GIVEN ENTRIES:
= = =

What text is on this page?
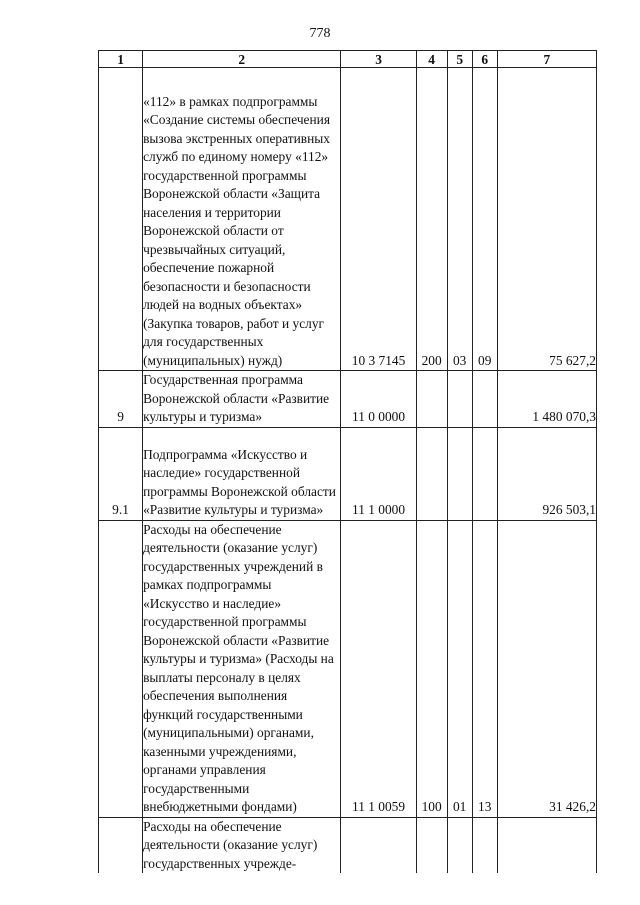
778
1	2	3	4	5	6	7
	«112» в рамках подпрограммы «Создание системы обеспечения вызова экстренных оперативных служб по единому номеру «112» государственной программы Воронежской области «Защита населения и территории Воронежской области от чрезвычайных ситуаций, обеспечение пожарной безопасности и безопасности людей на водных объектах» (Закупка товаров, работ и услуг для государственных (муниципальных) нужд)	10 3 7145	200	03	09	75 627,2
9	Государственная программа Воронежской области «Развитие культуры и туризма»	11 0 0000				1 480 070,3
9.1	Подпрограмма «Искусство и наследие» государственной программы Воронежской области «Развитие культуры и туризма»	11 1 0000				926 503,1
	Расходы на обеспечение деятельности (оказание услуг) государственных учреждений в рамках подпрограммы «Искусство и наследие» государственной программы Воронежской области «Развитие культуры и туризма» (Расходы на выплаты персоналу в целях обеспечения выполнения функций государственными (муниципальными) органами, казенными учреждениями, органами управления государственными внебюджетными фондами)	11 1 0059	100	01	13	31 426,2
	Расходы на обеспечение деятельности (оказание услуг) государственных учрежде-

= = =

WRITTEN PROBLEM:
Make an exact copy of every record, pictures excluded.

EXERCISE ANSWER:
What text is on this page?
778
1	2	3	4	5	6	7
	«112» в рамках подпрограммы «Создание системы обеспечения вызова экстренных оперативных служб по единому номеру «112» государственной программы Воронежской области «Защита населения и территории Воронежской области от чрезвычайных ситуаций, обеспечение пожарной безопасности и безопасности людей на водных объектах» (Закупка товаров, работ и услуг для государственных (муниципальных) нужд)	10 3 7145	200	03	09	75 627,2
9	Государственная программа Воронежской области «Развитие культуры и туризма»	11 0 0000				1 480 070,3
9.1	Подпрограмма «Искусство и наследие» государственной программы Воронежской области «Развитие культуры и туризма»	11 1 0000				926 503,1
	Расходы на обеспечение деятельности (оказание услуг) государственных учреждений в рамках подпрограммы «Искусство и наследие» государственной программы Воронежской области «Развитие культуры и туризма» (Расходы на выплаты персоналу в целях обеспечения выполнения функций государственными (муниципальными) органами, казенными учреждениями, органами управления государственными внебюджетными фондами)	11 1 0059	100	01	13	31 426,2
	Расходы на обеспечение деятельности (оказание услуг) государственных учрежде-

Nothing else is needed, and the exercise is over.